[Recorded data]

## BEGIN

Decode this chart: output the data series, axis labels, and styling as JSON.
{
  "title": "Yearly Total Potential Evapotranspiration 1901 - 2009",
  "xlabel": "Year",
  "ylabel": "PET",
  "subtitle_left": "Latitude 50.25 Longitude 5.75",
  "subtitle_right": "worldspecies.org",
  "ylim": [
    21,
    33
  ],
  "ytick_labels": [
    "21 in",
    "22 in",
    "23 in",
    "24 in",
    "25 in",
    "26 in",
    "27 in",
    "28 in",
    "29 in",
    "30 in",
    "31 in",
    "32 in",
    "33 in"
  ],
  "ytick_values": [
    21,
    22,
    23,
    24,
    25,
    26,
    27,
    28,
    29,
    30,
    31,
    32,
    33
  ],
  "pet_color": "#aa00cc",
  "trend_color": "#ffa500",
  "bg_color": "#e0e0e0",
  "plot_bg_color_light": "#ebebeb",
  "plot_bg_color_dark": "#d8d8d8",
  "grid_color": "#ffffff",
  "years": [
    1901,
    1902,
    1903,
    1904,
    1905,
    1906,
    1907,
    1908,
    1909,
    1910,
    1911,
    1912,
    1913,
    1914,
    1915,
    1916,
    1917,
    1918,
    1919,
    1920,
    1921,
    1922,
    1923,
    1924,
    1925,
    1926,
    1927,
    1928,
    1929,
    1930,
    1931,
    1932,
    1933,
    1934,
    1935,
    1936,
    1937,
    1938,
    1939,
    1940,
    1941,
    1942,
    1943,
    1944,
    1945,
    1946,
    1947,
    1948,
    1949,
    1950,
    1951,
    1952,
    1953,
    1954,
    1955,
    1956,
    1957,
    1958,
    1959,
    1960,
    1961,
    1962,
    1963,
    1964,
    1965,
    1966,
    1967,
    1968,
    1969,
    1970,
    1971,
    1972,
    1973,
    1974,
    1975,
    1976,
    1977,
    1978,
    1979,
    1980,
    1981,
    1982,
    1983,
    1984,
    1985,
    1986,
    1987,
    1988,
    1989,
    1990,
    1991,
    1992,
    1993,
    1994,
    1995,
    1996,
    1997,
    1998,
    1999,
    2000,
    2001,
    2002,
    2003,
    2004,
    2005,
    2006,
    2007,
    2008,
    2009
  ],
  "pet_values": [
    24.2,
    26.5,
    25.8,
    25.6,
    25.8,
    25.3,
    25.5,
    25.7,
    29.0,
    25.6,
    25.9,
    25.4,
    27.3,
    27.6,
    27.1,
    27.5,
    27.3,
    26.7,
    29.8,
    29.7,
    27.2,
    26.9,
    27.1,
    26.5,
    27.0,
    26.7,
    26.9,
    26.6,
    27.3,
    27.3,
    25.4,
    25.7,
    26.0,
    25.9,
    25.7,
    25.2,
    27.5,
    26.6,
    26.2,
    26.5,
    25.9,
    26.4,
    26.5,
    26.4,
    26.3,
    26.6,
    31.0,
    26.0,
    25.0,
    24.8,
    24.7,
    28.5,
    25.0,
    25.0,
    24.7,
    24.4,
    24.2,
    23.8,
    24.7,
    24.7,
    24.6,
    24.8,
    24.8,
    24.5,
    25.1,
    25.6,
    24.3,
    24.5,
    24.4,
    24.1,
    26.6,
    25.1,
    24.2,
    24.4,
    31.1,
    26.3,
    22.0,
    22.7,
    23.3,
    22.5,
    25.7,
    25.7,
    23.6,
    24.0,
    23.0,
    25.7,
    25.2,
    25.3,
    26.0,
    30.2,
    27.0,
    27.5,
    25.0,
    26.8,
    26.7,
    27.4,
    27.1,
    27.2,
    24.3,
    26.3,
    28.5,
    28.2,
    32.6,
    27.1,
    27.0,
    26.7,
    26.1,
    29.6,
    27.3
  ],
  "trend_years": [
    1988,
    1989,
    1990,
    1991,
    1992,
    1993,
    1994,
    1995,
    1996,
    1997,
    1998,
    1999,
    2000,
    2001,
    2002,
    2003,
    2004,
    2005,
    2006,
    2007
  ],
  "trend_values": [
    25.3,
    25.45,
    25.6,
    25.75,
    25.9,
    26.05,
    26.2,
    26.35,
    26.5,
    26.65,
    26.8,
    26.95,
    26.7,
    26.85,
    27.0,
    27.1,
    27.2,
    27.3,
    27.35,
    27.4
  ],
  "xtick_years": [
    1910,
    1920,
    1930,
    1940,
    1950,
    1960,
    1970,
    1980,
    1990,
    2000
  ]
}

## END

§ **The task**: The lines above should be duplicated exactly.

§ **Solution to this task**:
Decode this chart: output the data series, axis labels, and styling as JSON.
{
  "title": "Yearly Total Potential Evapotranspiration 1901 - 2009",
  "xlabel": "Year",
  "ylabel": "PET",
  "subtitle_left": "Latitude 50.25 Longitude 5.75",
  "subtitle_right": "worldspecies.org",
  "ylim": [
    21,
    33
  ],
  "ytick_labels": [
    "21 in",
    "22 in",
    "23 in",
    "24 in",
    "25 in",
    "26 in",
    "27 in",
    "28 in",
    "29 in",
    "30 in",
    "31 in",
    "32 in",
    "33 in"
  ],
  "ytick_values": [
    21,
    22,
    23,
    24,
    25,
    26,
    27,
    28,
    29,
    30,
    31,
    32,
    33
  ],
  "pet_color": "#aa00cc",
  "trend_color": "#ffa500",
  "bg_color": "#e0e0e0",
  "plot_bg_color_light": "#ebebeb",
  "plot_bg_color_dark": "#d8d8d8",
  "grid_color": "#ffffff",
  "years": [
    1901,
    1902,
    1903,
    1904,
    1905,
    1906,
    1907,
    1908,
    1909,
    1910,
    1911,
    1912,
    1913,
    1914,
    1915,
    1916,
    1917,
    1918,
    1919,
    1920,
    1921,
    1922,
    1923,
    1924,
    1925,
    1926,
    1927,
    1928,
    1929,
    1930,
    1931,
    1932,
    1933,
    1934,
    1935,
    1936,
    1937,
    1938,
    1939,
    1940,
    1941,
    1942,
    1943,
    1944,
    1945,
    1946,
    1947,
    1948,
    1949,
    1950,
    1951,
    1952,
    1953,
    1954,
    1955,
    1956,
    1957,
    1958,
    1959,
    1960,
    1961,
    1962,
    1963,
    1964,
    1965,
    1966,
    1967,
    1968,
    1969,
    1970,
    1971,
    1972,
    1973,
    1974,
    1975,
    1976,
    1977,
    1978,
    1979,
    1980,
    1981,
    1982,
    1983,
    1984,
    1985,
    1986,
    1987,
    1988,
    1989,
    1990,
    1991,
    1992,
    1993,
    1994,
    1995,
    1996,
    1997,
    1998,
    1999,
    2000,
    2001,
    2002,
    2003,
    2004,
    2005,
    2006,
    2007,
    2008,
    2009
  ],
  "pet_values": [
    24.2,
    26.5,
    25.8,
    25.6,
    25.8,
    25.3,
    25.5,
    25.7,
    29.0,
    25.6,
    25.9,
    25.4,
    27.3,
    27.6,
    27.1,
    27.5,
    27.3,
    26.7,
    29.8,
    29.7,
    27.2,
    26.9,
    27.1,
    26.5,
    27.0,
    26.7,
    26.9,
    26.6,
    27.3,
    27.3,
    25.4,
    25.7,
    26.0,
    25.9,
    25.7,
    25.2,
    27.5,
    26.6,
    26.2,
    26.5,
    25.9,
    26.4,
    26.5,
    26.4,
    26.3,
    26.6,
    31.0,
    26.0,
    25.0,
    24.8,
    24.7,
    28.5,
    25.0,
    25.0,
    24.7,
    24.4,
    24.2,
    23.8,
    24.7,
    24.7,
    24.6,
    24.8,
    24.8,
    24.5,
    25.1,
    25.6,
    24.3,
    24.5,
    24.4,
    24.1,
    26.6,
    25.1,
    24.2,
    24.4,
    31.1,
    26.3,
    22.0,
    22.7,
    23.3,
    22.5,
    25.7,
    25.7,
    23.6,
    24.0,
    23.0,
    25.7,
    25.2,
    25.3,
    26.0,
    30.2,
    27.0,
    27.5,
    25.0,
    26.8,
    26.7,
    27.4,
    27.1,
    27.2,
    24.3,
    26.3,
    28.5,
    28.2,
    32.6,
    27.1,
    27.0,
    26.7,
    26.1,
    29.6,
    27.3
  ],
  "trend_years": [
    1988,
    1989,
    1990,
    1991,
    1992,
    1993,
    1994,
    1995,
    1996,
    1997,
    1998,
    1999,
    2000,
    2001,
    2002,
    2003,
    2004,
    2005,
    2006,
    2007
  ],
  "trend_values": [
    25.3,
    25.45,
    25.6,
    25.75,
    25.9,
    26.05,
    26.2,
    26.35,
    26.5,
    26.65,
    26.8,
    26.95,
    26.7,
    26.85,
    27.0,
    27.1,
    27.2,
    27.3,
    27.35,
    27.4
  ],
  "xtick_years": [
    1910,
    1920,
    1930,
    1940,
    1950,
    1960,
    1970,
    1980,
    1990,
    2000
  ]
}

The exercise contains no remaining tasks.